# What you need to do
Every record must be written out once more, with nothing added or omitted.

╭─ Data for this exercise

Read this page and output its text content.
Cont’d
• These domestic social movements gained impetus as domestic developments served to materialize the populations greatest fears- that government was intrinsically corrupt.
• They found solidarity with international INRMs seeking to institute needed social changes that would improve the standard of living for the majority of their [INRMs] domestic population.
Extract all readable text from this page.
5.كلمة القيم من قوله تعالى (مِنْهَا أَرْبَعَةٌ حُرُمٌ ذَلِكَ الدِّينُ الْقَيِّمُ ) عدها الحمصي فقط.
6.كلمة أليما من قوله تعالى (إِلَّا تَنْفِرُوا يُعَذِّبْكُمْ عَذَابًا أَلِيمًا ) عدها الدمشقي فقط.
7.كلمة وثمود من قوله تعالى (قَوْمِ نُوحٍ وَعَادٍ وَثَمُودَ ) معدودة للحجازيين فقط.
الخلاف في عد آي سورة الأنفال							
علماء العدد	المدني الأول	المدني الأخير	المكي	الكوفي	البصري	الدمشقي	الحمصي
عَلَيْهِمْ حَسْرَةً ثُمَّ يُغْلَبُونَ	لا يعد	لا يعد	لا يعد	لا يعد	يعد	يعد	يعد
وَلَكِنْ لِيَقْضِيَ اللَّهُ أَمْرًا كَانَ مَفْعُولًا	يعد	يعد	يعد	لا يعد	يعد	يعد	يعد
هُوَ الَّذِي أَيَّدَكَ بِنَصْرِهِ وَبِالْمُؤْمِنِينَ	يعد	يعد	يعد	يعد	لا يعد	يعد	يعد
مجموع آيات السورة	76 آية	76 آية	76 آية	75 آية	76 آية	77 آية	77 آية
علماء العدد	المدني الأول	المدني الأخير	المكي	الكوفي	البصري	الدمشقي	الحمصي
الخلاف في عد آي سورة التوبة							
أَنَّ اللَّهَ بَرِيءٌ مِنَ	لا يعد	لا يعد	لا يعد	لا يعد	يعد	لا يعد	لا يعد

╰─

# Task result
Read this page and output its text content.
Cont’d
• These domestic social movements gained impetus as domestic developments served to materialize the populations greatest fears- that government was intrinsically corrupt.
• They found solidarity with international INRMs seeking to institute needed social changes that would improve the standard of living for the majority of their [INRMs] domestic population.
Extract all readable text from this page.
5.كلمة القيم من قوله تعالى (مِنْهَا أَرْبَعَةٌ حُرُمٌ ذَلِكَ الدِّينُ الْقَيِّمُ ) عدها الحمصي فقط.
6.كلمة أليما من قوله تعالى (إِلَّا تَنْفِرُوا يُعَذِّبْكُمْ عَذَابًا أَلِيمًا ) عدها الدمشقي فقط.
7.كلمة وثمود من قوله تعالى (قَوْمِ نُوحٍ وَعَادٍ وَثَمُودَ ) معدودة للحجازيين فقط.
الخلاف في عد آي سورة الأنفال							
علماء العدد	المدني الأول	المدني الأخير	المكي	الكوفي	البصري	الدمشقي	الحمصي
عَلَيْهِمْ حَسْرَةً ثُمَّ يُغْلَبُونَ	لا يعد	لا يعد	لا يعد	لا يعد	يعد	يعد	يعد
وَلَكِنْ لِيَقْضِيَ اللَّهُ أَمْرًا كَانَ مَفْعُولًا	يعد	يعد	يعد	لا يعد	يعد	يعد	يعد
هُوَ الَّذِي أَيَّدَكَ بِنَصْرِهِ وَبِالْمُؤْمِنِينَ	يعد	يعد	يعد	يعد	لا يعد	يعد	يعد
مجموع آيات السورة	76 آية	76 آية	76 آية	75 آية	76 آية	77 آية	77 آية
علماء العدد	المدني الأول	المدني الأخير	المكي	الكوفي	البصري	الدمشقي	الحمصي
الخلاف في عد آي سورة التوبة							
أَنَّ اللَّهَ بَرِيءٌ مِنَ	لا يعد	لا يعد	لا يعد	لا يعد	يعد	لا يعد	لا يعد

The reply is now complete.